Por algo será

Autor:

Ricardo Ronquillo Bello

Para que Cuba tenga el color justo de los cristales que la dibujan, tenemos que renunciar a la visión narcisista que nos regalan nuestros ojos; no importa cuán lindos o conquistadores nos devuelvan sus señas los espejos de nuestra conciencia.

Enredado en la maraña galáctica de Internet, encontré una fábula oriental que estimuló esa sugerencia, que es como «para comérsela», en el sentido intelectual y político.

Cuenta la historia que un rey que había oído hablar sobre la importancia de los elefantes, encargó a súbditos suyos que le buscaran información de estos animales. El monarca los envió entonces a una ciudad que albergaba un ejemplar.

Cada emisario, durante la noche, se acercó secretamente al sitio donde se encontraba el coloso. Lo curioso es que la descripción de cada enviado fue despampanantemente distinta. Uno lo vio como un muro, que había topado en la oscuridad con el costado; otro como una soga muy larga, que había tocado su cola; y el último lo detalló como un árbol, que se había encontrado con una pata.

Semejante enredo terminó en un simposio, en el que luego de que cada uno dibujara al animal a su antojo, se llegó a la conclusión de que el elefante era el mismo; las que resultaban diferentes eran las visiones. Cada uno tenía una parte de la verdad, cada uno contemplaba la realidad desde una diferente perspectiva.

La anterior nos lleva a otra leyenda, esta vez persa, la cual narra que en el inicio de los tiempos los dioses repartieron la verdad dando a cada persona un pedacito, de forma que para reconstruir la verdad hace falta poner el trozo de cada uno. Ello nos enseña también que no existe trozo pequeño, insignificante o despreciable, pues es imprescindible el de todos.

- _REQUISITOS DEL EJERCICIO_
a - Resume en dos oraciones el fragmento sobre la fábula del elefante.
b - Por favor, prosigue el fragmento sobre la fábula del elefante a partir de su última oración.
Los registros no hacen falta aquí.

- _MATERIAL DE ESTUDIO_
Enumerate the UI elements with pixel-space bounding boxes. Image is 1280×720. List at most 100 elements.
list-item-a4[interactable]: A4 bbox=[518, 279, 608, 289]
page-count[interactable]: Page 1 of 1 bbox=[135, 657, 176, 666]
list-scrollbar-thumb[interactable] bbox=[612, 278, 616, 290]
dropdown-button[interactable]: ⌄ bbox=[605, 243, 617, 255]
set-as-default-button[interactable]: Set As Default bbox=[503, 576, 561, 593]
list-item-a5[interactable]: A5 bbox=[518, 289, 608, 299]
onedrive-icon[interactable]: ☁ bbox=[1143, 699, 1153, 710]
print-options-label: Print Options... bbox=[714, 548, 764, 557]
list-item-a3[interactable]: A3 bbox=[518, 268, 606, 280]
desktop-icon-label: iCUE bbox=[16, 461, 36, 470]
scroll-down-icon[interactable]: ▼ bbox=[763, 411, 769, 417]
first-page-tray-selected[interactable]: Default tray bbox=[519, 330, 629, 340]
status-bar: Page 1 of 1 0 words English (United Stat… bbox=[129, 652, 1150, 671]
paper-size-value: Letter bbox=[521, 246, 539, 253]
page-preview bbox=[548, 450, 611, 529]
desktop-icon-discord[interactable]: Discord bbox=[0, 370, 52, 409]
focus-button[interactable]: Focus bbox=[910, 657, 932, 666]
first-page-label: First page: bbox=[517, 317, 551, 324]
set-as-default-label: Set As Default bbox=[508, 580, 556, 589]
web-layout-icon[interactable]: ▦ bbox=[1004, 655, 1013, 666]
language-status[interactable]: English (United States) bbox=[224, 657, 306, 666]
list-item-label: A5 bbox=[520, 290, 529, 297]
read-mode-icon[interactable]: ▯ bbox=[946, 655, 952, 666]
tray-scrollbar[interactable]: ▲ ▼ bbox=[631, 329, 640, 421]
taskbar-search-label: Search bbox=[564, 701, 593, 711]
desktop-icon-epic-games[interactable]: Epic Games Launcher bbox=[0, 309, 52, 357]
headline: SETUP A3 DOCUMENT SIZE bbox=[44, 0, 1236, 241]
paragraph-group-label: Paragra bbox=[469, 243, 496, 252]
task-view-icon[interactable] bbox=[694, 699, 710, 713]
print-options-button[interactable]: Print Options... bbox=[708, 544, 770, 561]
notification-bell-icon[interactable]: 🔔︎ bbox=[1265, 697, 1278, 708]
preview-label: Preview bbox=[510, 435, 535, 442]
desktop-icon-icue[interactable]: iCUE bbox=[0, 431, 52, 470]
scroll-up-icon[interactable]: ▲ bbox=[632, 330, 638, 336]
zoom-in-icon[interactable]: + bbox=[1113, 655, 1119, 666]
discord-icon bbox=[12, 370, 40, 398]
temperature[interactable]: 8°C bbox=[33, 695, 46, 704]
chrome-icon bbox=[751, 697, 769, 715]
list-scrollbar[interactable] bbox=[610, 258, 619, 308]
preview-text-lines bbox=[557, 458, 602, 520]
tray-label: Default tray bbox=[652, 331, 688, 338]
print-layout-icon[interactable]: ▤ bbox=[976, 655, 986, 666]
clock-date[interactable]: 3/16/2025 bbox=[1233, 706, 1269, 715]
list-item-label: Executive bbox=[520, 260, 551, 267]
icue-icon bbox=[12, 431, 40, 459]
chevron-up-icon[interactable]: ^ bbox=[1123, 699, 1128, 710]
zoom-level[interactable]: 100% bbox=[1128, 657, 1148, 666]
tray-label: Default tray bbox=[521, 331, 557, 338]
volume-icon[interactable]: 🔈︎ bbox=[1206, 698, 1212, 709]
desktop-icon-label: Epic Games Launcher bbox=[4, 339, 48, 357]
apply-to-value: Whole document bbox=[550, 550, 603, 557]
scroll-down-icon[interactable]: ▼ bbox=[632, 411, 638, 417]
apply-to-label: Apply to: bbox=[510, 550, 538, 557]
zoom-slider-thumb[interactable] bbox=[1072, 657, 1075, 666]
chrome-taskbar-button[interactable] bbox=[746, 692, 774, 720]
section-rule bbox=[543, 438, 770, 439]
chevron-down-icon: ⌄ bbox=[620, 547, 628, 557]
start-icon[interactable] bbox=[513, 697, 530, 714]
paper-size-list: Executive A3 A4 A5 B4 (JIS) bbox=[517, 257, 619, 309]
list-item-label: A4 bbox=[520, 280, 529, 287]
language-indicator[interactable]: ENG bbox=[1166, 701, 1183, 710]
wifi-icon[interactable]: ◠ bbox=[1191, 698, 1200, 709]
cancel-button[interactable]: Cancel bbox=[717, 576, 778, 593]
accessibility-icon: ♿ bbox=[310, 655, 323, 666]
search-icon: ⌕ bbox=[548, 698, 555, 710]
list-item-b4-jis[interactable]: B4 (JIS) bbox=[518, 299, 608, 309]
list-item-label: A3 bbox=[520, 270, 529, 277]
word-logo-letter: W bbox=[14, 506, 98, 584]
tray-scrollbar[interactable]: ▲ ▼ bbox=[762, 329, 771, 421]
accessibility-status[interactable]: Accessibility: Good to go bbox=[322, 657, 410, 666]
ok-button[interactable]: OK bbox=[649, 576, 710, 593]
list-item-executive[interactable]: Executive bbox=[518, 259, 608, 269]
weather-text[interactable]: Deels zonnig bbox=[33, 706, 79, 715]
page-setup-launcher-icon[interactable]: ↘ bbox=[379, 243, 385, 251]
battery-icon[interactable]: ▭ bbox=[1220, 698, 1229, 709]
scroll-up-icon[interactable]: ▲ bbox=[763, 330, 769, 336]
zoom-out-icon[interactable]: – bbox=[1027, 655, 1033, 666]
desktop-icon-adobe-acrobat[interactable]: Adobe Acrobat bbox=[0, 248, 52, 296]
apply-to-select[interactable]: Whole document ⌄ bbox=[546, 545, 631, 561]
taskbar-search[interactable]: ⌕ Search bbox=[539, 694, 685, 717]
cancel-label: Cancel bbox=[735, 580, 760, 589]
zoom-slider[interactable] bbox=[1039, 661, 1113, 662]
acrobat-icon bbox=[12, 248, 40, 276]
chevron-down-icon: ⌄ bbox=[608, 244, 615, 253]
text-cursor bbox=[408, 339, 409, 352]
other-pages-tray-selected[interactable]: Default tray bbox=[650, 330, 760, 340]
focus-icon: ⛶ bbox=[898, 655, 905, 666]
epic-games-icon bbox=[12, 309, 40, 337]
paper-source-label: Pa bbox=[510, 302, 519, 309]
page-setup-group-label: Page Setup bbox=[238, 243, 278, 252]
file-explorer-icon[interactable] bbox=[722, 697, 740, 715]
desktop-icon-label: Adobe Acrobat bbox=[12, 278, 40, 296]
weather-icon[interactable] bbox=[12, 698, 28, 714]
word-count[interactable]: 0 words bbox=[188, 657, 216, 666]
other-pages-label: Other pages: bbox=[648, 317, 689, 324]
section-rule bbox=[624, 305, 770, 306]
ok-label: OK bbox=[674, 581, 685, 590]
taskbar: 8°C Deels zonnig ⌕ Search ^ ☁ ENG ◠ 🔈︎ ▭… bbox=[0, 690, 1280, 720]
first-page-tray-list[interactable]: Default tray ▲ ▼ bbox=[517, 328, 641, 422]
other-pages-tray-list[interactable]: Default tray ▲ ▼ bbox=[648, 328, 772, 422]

- _RESPUESTAS ESCRITAS_
a - Una fábula oriental cuenta que unos emisarios de un rey tocaron de noche distintas partes de un elefante y lo describieron como un muro, una soga y un árbol, hasta concluir que el animal era el mismo y que lo diferente eran las visiones. Una leyenda persa añade que los dioses dieron a cada persona un pedacito de la verdad, por lo que para reconstruirla hace falta el trozo de todos y ninguno es despreciable.

b -
No pretendo someter al lector a un hartazgo de fábulas, pero las que inician esta columna están como mandadas a hacer para la Cuba en transformación, en la que solo una voluntad verdaderamente integradora y participativa —como la que se requiere y abre paso— nos permitirá despojarnos de la opacidad y desfiguración de los cristales excesivamente excluyentes y particulares.

Vivimos en una sociedad cada vez más plural, estratificada y menos uniforme, algo que —según analistas— ni siquiera podrá ser corregido cuando se enderece la famosa pirámide social, y en la que cada vez puede ser más riesgoso dejarse arrastrar por uno solo de los «cristales con que se mire».

Y como de cristal, o pedazo o trozo de verdad se trata, resulta aleccionador el que descansa en el sustrato social, político y cultural sobre el que se levanta la hermosa obra de rescate comunitario emprendida por Kcho en la barriada capitalina de Romerillo.

Frente a no pocas mentes burocratizadas y estigmatizadoras —para las que quienes habitan esa isla de marginalidad en un espacio privilegiado de La Habana no son más que ilegales—, el artista levanta el estandarte de la sensibilidad y la responsabilidad social del arte, y la no menos importante del gobierno y de la política.

Desde el limpio cristal de este novel de la plástica mundial, que aprendió de su madre que las estrellas están en el cielo, pero los humanos vivimos en la Tierra, no se trata de aplastar sino de salvar; no es posible ignorar sino escuchar, no hay que reprimir sino transformar.

Porque como bien acentuó ante colegas nuestros enamorados de su proyecto, si esas familias terminaron en aquel espacio y reproducen determinadas prácticas y conductas, «por algo será».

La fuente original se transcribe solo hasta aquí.